TASK PROMPT: Show all lines holding "Sample".

Figure dataset records
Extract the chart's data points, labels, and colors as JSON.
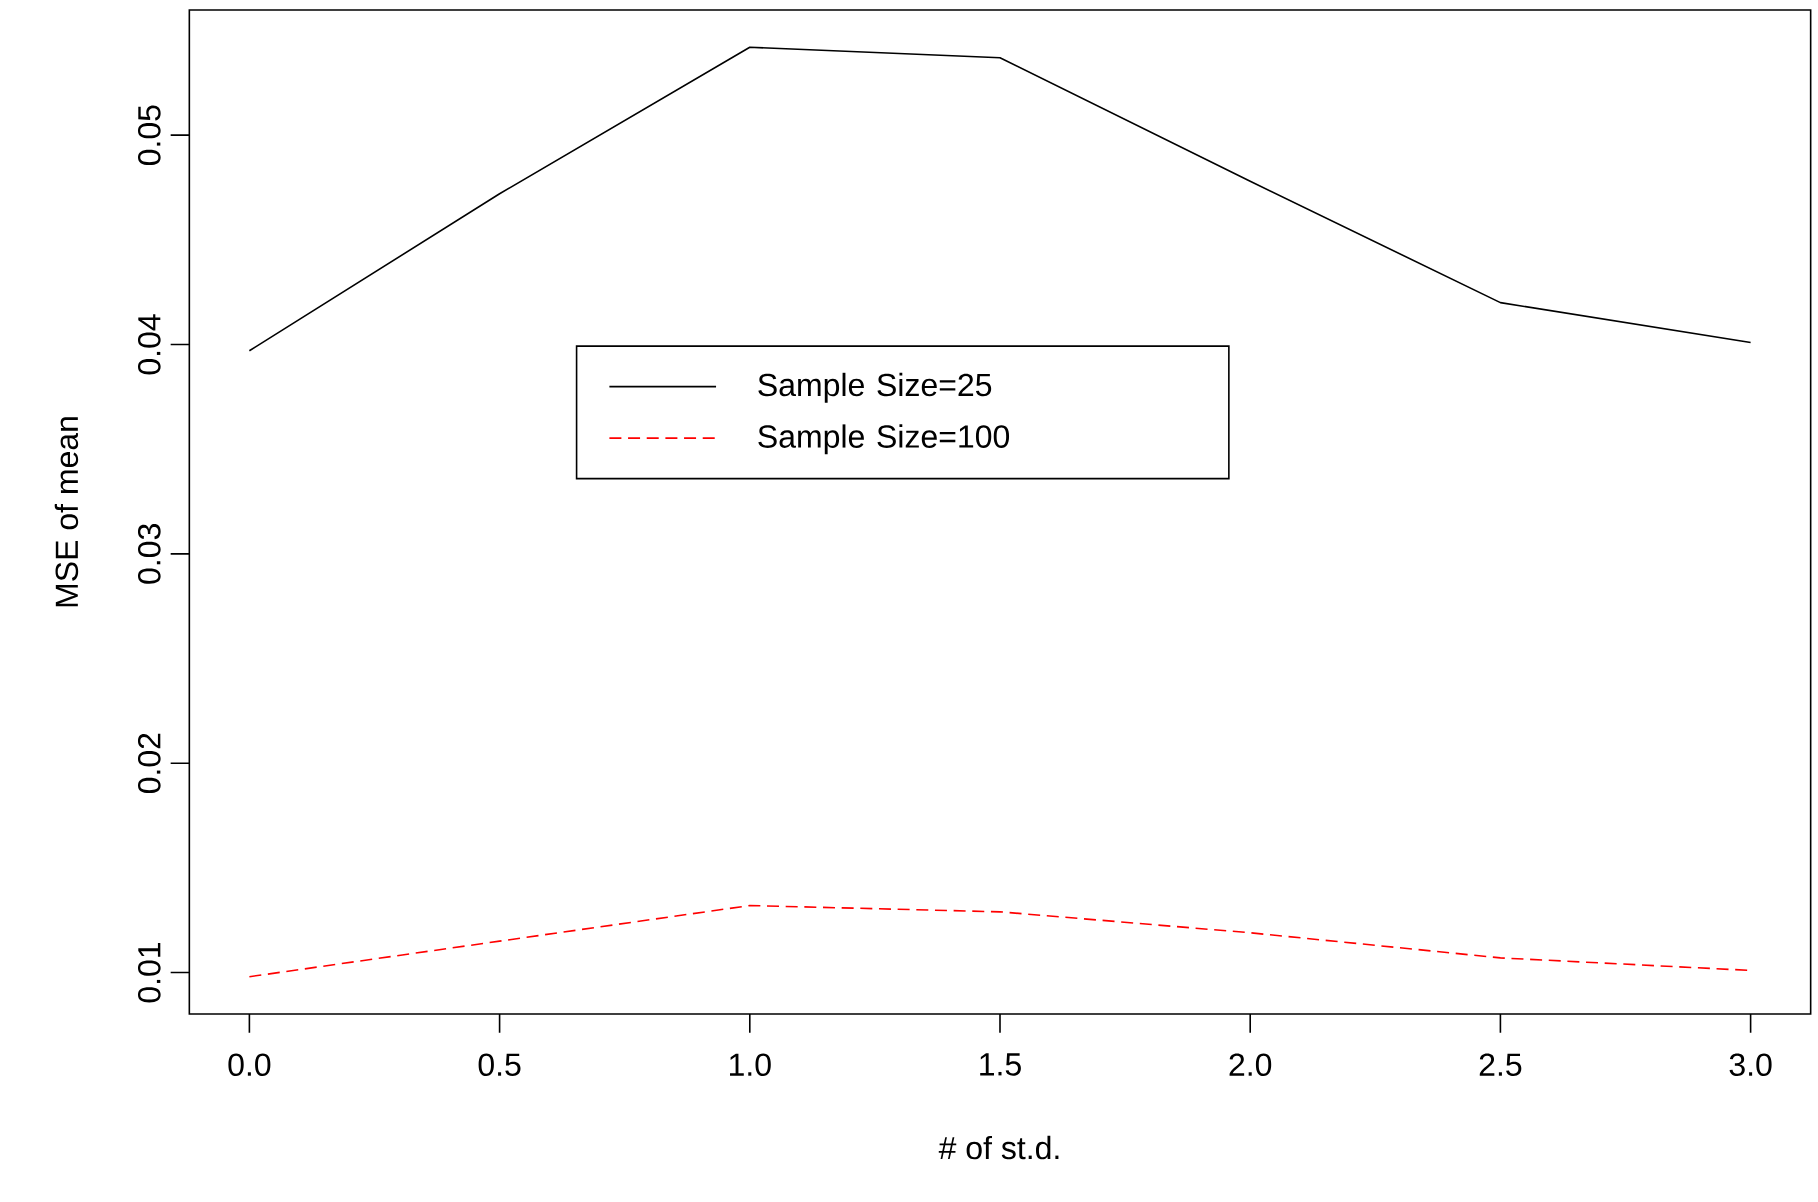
{
  "chart_data": {
    "type": "line",
    "xlabel": "# of st.d.",
    "ylabel": "MSE of mean",
    "x": [
      0,
      0.5,
      1.0,
      1.5,
      2.0,
      2.5,
      3.0
    ],
    "series": [
      {
        "name": "Sample Size=25",
        "color": "#000000",
        "line_style": "solid",
        "values": [
          0.0397,
          0.0472,
          0.0542,
          0.0537,
          0.0478,
          0.042,
          0.0401
        ]
      },
      {
        "name": "Sample Size=100",
        "color": "#ff0000",
        "line_style": "dashed",
        "values": [
          0.0098,
          0.0115,
          0.0132,
          0.0129,
          0.0119,
          0.0107,
          0.0101
        ]
      }
    ],
    "xlim": [
      -0.12,
      3.12
    ],
    "ylim": [
      0.00802,
      0.05598
    ],
    "xticks": [
      {
        "value": 0,
        "label": "0.0"
      },
      {
        "value": 0.5,
        "label": "0.5"
      },
      {
        "value": 1.0,
        "label": "1.0"
      },
      {
        "value": 1.5,
        "label": "1.5"
      },
      {
        "value": 2.0,
        "label": "2.0"
      },
      {
        "value": 2.5,
        "label": "2.5"
      },
      {
        "value": 3.0,
        "label": "3.0"
      }
    ],
    "yticks": [
      0.01,
      0.02,
      0.03,
      0.04,
      0.05
    ],
    "grid": false,
    "legend": "top"
  }
}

RESULT:
        "name": "Sample Size=25",
        "name": "Sample Size=100",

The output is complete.